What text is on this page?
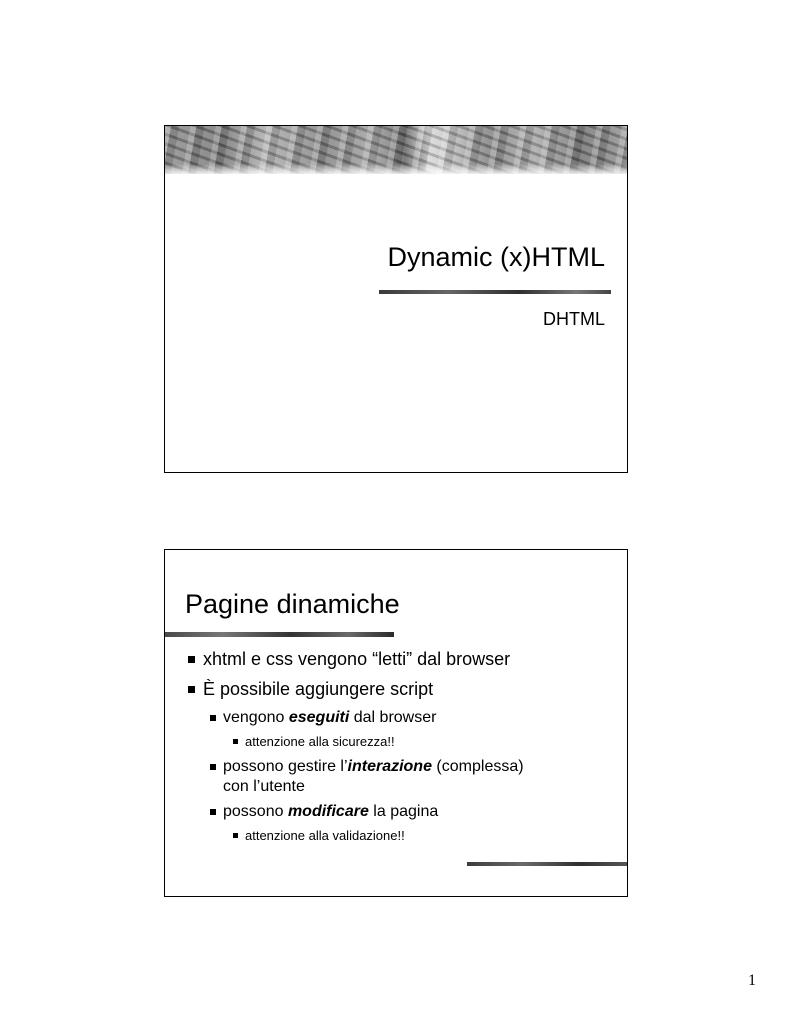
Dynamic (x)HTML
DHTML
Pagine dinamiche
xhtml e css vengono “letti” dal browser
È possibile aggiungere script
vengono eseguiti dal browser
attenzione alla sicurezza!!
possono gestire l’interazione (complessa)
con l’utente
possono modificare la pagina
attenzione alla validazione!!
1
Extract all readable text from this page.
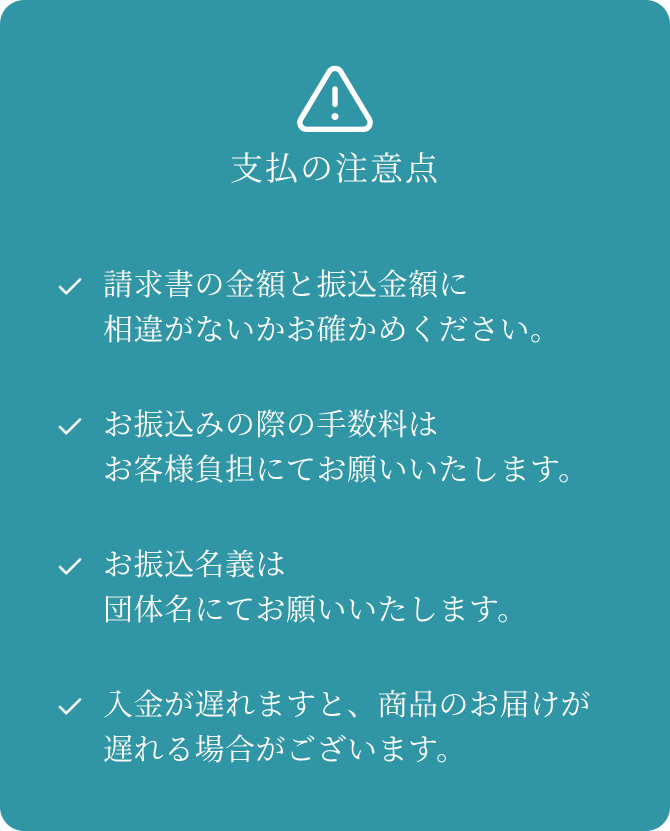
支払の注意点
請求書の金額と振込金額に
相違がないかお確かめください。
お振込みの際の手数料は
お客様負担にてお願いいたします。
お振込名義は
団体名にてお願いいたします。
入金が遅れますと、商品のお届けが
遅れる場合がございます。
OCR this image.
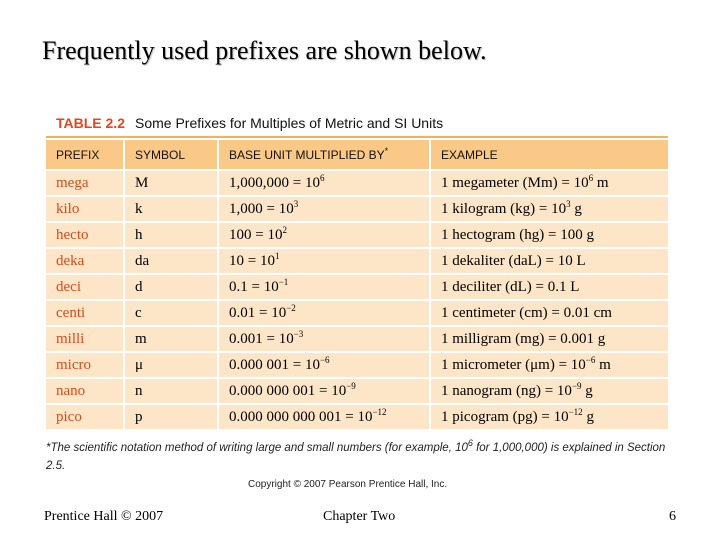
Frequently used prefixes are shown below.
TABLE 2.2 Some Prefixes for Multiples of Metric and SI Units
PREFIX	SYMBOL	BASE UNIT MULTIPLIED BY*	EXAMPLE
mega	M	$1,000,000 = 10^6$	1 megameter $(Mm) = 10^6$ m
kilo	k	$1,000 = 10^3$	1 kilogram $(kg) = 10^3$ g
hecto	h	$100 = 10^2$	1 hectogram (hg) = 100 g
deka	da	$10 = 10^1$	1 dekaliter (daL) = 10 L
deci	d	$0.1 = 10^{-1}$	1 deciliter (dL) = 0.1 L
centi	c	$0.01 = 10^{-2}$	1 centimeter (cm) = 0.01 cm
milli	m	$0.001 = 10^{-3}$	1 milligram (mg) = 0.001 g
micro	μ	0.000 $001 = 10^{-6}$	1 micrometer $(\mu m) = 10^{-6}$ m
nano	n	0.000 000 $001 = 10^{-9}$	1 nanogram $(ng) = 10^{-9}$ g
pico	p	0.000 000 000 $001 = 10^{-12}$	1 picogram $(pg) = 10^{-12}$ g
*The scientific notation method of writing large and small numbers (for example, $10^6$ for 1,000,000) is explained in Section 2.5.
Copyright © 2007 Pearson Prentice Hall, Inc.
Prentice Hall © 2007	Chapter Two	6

◆ ◆ ◆ ◆

WHAT IS BEING ASKED — Leave out the pictures and transcribe the entries above exactly.

RESPONSE TO THE EXERCISE —
What text is on this page?
Dynamic (x)HTML
DHTML
Pagine dinamiche
xhtml e css vengono “letti” dal browser
È possibile aggiungere script
vengono eseguiti dal browser
attenzione alla sicurezza!!
possono gestire l’interazione (complessa)
con l’utente
possono modificare la pagina
attenzione alla validazione!!
1
Extract all readable text from this page.
支払の注意点
請求書の金額と振込金額に
相違がないかお確かめください。
お振込みの際の手数料は
お客様負担にてお願いいたします。
お振込名義は
団体名にてお願いいたします。
入金が遅れますと、商品のお届けが
遅れる場合がございます。
OCR this image.
Frequently used prefixes are shown below.
TABLE 2.2 Some Prefixes for Multiples of Metric and SI Units
PREFIX	SYMBOL	BASE UNIT MULTIPLIED BY*	EXAMPLE
mega	M	$1,000,000 = 10^6$	1 megameter $(Mm) = 10^6$ m
kilo	k	$1,000 = 10^3$	1 kilogram $(kg) = 10^3$ g
hecto	h	$100 = 10^2$	1 hectogram (hg) = 100 g
deka	da	$10 = 10^1$	1 dekaliter (daL) = 10 L
deci	d	$0.1 = 10^{-1}$	1 deciliter (dL) = 0.1 L
centi	c	$0.01 = 10^{-2}$	1 centimeter (cm) = 0.01 cm
milli	m	$0.001 = 10^{-3}$	1 milligram (mg) = 0.001 g
micro	μ	0.000 $001 = 10^{-6}$	1 micrometer $(\mu m) = 10^{-6}$ m
nano	n	0.000 000 $001 = 10^{-9}$	1 nanogram $(ng) = 10^{-9}$ g
pico	p	0.000 000 000 $001 = 10^{-12}$	1 picogram $(pg) = 10^{-12}$ g
*The scientific notation method of writing large and small numbers (for example, $10^6$ for 1,000,000) is explained in Section 2.5.
Copyright © 2007 Pearson Prentice Hall, Inc.
Prentice Hall © 2007	Chapter Two	6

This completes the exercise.